- **What is needed**: Go through the listing and return every line with "policies" in it.

Start of Records for the task

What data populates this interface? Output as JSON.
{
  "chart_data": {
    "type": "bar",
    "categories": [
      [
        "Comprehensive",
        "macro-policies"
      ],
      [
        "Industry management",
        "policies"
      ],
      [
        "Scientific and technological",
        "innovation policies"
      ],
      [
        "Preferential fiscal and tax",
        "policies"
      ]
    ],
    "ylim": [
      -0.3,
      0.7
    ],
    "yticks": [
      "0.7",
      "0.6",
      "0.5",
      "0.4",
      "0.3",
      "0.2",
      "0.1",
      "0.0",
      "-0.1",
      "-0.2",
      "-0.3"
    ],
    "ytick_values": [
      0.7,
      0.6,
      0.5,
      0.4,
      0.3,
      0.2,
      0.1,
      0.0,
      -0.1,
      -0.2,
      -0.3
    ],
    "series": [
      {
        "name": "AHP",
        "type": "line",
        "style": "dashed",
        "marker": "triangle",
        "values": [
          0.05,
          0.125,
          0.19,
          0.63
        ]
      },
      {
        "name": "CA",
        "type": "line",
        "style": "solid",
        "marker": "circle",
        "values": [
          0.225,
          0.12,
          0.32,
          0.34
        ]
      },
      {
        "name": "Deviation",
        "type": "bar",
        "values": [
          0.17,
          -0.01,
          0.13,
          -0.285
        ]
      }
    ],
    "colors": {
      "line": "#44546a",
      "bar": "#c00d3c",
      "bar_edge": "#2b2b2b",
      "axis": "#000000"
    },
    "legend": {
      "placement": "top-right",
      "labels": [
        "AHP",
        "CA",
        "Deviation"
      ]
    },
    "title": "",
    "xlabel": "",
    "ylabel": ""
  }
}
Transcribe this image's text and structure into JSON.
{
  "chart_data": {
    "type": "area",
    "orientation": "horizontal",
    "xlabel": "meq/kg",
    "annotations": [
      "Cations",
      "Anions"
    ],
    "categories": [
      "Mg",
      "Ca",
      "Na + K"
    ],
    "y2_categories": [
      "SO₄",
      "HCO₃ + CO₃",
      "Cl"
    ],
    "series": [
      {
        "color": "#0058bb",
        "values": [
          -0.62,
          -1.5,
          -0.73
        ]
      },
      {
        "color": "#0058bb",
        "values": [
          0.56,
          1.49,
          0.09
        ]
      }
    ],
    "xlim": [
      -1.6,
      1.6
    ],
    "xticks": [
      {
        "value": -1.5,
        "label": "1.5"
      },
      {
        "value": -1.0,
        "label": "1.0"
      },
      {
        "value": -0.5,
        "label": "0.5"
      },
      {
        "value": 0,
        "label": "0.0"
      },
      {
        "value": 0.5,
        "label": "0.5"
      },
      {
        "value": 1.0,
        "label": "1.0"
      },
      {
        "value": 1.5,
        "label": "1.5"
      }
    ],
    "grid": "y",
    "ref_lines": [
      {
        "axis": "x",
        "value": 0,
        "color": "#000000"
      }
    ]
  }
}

End of Records for the task

- **Response to this exercise**:
        "macro-policies"
        "policies"
        "innovation policies"
        "policies"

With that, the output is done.